## Exercise brief
Determine the number of lines where "true" occurs and reply with that number by itself.

Dataset items
:::::

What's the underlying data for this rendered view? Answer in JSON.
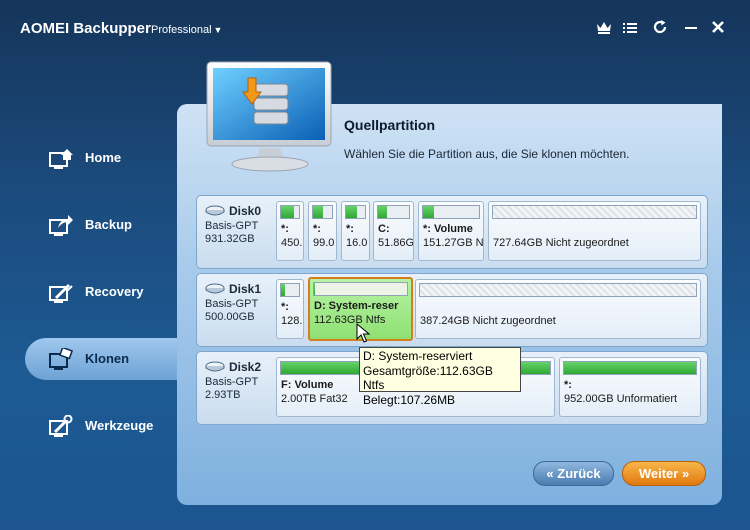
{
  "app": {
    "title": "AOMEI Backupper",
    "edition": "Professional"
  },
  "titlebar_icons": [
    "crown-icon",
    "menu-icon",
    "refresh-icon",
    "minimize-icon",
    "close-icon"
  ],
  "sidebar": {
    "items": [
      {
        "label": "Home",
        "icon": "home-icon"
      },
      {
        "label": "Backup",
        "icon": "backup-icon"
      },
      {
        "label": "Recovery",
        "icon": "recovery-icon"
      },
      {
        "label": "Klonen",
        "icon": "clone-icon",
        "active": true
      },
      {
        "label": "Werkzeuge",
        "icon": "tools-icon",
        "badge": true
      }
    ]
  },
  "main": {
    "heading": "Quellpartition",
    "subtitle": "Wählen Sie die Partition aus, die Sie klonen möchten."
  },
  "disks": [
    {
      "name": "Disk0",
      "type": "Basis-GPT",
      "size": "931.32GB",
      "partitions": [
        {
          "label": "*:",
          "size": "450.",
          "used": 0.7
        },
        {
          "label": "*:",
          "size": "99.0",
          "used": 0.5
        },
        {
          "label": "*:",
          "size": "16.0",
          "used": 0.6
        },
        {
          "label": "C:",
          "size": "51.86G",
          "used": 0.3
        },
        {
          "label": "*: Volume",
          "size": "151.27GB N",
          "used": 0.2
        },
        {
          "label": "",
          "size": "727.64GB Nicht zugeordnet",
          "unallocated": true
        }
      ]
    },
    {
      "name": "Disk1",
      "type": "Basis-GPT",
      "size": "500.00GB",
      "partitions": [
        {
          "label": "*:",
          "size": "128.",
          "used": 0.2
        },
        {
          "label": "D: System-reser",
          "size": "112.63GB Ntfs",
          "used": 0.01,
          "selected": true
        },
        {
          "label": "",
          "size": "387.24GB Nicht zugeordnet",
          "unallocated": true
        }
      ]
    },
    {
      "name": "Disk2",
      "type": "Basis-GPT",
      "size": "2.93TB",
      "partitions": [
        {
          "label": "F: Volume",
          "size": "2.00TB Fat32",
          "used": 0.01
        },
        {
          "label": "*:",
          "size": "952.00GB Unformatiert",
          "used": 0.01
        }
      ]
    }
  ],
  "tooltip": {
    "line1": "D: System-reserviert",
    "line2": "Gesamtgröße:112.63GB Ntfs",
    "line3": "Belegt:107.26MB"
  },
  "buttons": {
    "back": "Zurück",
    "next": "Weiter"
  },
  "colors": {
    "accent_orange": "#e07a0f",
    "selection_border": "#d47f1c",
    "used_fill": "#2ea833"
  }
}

:::::

## Response
5